Saved entries ▸
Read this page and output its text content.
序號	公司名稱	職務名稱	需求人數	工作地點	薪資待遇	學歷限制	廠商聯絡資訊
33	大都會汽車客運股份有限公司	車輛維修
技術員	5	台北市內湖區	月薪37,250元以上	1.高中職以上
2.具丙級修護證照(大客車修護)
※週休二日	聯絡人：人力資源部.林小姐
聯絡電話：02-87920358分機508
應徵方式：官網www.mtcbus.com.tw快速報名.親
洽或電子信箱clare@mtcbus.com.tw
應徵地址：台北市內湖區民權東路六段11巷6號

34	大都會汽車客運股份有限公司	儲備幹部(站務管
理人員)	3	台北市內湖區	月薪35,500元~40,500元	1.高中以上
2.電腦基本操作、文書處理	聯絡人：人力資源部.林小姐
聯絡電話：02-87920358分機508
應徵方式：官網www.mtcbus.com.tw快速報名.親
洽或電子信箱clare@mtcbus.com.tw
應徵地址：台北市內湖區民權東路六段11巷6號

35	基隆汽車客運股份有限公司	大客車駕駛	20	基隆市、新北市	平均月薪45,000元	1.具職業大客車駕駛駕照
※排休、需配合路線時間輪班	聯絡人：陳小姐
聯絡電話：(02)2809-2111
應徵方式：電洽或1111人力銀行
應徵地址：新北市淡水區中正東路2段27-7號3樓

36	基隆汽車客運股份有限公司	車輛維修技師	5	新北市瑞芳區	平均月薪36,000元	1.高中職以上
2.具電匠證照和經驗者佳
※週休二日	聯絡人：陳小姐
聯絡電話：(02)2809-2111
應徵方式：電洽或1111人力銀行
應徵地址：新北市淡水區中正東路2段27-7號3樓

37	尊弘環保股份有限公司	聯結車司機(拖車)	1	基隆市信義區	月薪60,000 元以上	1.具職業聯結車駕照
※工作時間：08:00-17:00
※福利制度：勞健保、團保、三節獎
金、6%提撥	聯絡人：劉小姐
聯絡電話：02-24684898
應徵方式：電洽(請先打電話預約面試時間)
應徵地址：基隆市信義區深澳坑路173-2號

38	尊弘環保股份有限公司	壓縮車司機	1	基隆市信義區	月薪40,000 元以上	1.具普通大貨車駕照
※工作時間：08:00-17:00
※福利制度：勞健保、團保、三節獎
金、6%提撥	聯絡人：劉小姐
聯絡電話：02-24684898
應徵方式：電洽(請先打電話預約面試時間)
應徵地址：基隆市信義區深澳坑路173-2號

Challenge ▸
Your task is to repeat the data exactly; please include every line.

Solution to the exercise ▸
Read this page and output its text content.
序號	公司名稱	職務名稱	需求人數	工作地點	薪資待遇	學歷限制	廠商聯絡資訊
33	大都會汽車客運股份有限公司	車輛維修
技術員	5	台北市內湖區	月薪37,250元以上	1.高中職以上
2.具丙級修護證照(大客車修護)
※週休二日	聯絡人：人力資源部.林小姐
聯絡電話：02-87920358分機508
應徵方式：官網www.mtcbus.com.tw快速報名.親
洽或電子信箱clare@mtcbus.com.tw
應徵地址：台北市內湖區民權東路六段11巷6號

34	大都會汽車客運股份有限公司	儲備幹部(站務管
理人員)	3	台北市內湖區	月薪35,500元~40,500元	1.高中以上
2.電腦基本操作、文書處理	聯絡人：人力資源部.林小姐
聯絡電話：02-87920358分機508
應徵方式：官網www.mtcbus.com.tw快速報名.親
洽或電子信箱clare@mtcbus.com.tw
應徵地址：台北市內湖區民權東路六段11巷6號

35	基隆汽車客運股份有限公司	大客車駕駛	20	基隆市、新北市	平均月薪45,000元	1.具職業大客車駕駛駕照
※排休、需配合路線時間輪班	聯絡人：陳小姐
聯絡電話：(02)2809-2111
應徵方式：電洽或1111人力銀行
應徵地址：新北市淡水區中正東路2段27-7號3樓

36	基隆汽車客運股份有限公司	車輛維修技師	5	新北市瑞芳區	平均月薪36,000元	1.高中職以上
2.具電匠證照和經驗者佳
※週休二日	聯絡人：陳小姐
聯絡電話：(02)2809-2111
應徵方式：電洽或1111人力銀行
應徵地址：新北市淡水區中正東路2段27-7號3樓

37	尊弘環保股份有限公司	聯結車司機(拖車)	1	基隆市信義區	月薪60,000 元以上	1.具職業聯結車駕照
※工作時間：08:00-17:00
※福利制度：勞健保、團保、三節獎
金、6%提撥	聯絡人：劉小姐
聯絡電話：02-24684898
應徵方式：電洽(請先打電話預約面試時間)
應徵地址：基隆市信義區深澳坑路173-2號

38	尊弘環保股份有限公司	壓縮車司機	1	基隆市信義區	月薪40,000 元以上	1.具普通大貨車駕照
※工作時間：08:00-17:00
※福利制度：勞健保、團保、三節獎
金、6%提撥	聯絡人：劉小姐
聯絡電話：02-24684898
應徵方式：電洽(請先打電話預約面試時間)
應徵地址：基隆市信義區深澳坑路173-2號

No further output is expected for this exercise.